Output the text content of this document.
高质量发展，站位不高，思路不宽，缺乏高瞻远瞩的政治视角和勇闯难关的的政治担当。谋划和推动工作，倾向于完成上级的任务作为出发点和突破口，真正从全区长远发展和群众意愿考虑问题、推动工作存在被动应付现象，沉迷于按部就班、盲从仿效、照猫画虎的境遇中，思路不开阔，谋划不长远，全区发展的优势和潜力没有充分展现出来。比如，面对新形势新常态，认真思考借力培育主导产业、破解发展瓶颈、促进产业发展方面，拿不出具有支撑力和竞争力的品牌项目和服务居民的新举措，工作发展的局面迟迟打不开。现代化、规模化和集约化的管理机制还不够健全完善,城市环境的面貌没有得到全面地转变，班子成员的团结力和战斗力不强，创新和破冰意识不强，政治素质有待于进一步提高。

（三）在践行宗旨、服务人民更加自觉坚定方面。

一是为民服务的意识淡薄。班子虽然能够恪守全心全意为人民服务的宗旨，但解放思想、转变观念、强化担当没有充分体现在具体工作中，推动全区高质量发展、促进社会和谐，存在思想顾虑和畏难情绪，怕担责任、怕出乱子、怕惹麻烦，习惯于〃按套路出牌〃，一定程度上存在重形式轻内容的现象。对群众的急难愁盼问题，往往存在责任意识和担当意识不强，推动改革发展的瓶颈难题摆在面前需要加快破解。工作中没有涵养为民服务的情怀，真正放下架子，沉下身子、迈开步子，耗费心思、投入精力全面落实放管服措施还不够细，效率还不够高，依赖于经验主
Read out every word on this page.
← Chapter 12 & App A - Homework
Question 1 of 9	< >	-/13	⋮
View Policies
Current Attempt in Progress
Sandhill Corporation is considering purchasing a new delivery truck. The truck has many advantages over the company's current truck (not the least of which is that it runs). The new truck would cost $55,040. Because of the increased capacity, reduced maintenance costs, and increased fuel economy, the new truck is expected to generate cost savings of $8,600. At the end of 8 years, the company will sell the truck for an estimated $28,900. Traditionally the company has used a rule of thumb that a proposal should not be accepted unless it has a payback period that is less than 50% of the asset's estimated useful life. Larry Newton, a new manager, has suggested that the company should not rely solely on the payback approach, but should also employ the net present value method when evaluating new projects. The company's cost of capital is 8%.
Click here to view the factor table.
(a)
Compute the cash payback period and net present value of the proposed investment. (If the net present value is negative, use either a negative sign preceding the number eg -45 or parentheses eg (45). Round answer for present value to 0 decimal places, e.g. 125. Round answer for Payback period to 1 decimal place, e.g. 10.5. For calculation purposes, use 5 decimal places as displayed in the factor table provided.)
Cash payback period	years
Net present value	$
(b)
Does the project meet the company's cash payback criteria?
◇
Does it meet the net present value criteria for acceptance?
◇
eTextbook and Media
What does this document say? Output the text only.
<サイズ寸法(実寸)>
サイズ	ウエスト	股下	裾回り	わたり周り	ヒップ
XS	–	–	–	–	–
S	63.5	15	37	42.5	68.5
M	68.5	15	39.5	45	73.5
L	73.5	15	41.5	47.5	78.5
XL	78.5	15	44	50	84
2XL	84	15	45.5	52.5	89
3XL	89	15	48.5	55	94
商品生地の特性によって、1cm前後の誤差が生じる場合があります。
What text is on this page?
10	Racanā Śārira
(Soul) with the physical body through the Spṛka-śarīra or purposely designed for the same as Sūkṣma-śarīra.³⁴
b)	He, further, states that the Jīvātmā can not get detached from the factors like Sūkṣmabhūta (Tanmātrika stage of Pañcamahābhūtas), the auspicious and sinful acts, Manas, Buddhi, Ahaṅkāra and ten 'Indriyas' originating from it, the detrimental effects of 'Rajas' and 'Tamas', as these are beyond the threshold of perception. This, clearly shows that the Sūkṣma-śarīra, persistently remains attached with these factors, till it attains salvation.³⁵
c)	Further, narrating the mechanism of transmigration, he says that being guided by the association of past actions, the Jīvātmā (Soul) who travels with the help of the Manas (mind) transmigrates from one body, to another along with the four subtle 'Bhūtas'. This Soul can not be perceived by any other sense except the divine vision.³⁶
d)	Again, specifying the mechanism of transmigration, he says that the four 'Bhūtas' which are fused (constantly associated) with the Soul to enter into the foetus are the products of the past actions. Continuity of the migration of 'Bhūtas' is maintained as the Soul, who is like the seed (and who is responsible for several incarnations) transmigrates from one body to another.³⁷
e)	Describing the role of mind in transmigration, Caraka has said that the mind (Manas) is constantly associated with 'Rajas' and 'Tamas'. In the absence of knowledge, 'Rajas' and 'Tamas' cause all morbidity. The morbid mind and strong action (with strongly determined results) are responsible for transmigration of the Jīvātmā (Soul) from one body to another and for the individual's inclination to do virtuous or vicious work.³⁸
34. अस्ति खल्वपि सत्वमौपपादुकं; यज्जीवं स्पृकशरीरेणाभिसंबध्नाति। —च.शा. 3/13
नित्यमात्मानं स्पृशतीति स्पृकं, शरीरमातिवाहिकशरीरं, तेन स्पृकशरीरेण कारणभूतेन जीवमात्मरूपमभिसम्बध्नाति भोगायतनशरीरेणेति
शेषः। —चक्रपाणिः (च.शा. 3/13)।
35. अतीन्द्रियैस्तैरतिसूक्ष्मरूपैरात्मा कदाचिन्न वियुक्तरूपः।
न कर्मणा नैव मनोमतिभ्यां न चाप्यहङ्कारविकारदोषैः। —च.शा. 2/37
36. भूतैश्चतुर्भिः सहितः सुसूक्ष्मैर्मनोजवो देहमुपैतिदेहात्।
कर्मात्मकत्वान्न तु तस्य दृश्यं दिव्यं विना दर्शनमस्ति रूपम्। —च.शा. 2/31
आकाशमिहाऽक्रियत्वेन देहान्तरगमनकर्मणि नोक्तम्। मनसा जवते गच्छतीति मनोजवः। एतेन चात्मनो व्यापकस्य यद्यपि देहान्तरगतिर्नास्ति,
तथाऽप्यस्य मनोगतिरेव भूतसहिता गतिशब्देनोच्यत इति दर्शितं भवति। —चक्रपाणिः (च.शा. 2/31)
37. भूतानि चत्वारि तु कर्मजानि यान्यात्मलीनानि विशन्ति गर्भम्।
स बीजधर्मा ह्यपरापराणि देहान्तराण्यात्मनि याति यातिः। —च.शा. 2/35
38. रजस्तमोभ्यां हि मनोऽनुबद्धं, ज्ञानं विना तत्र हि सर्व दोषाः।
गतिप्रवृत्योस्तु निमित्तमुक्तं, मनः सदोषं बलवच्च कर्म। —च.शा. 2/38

-------

> WORK TO DO
Going through the data above, count the lines where the string "responsible" appears, and answer with only that number.

> TASK OUTPUT
2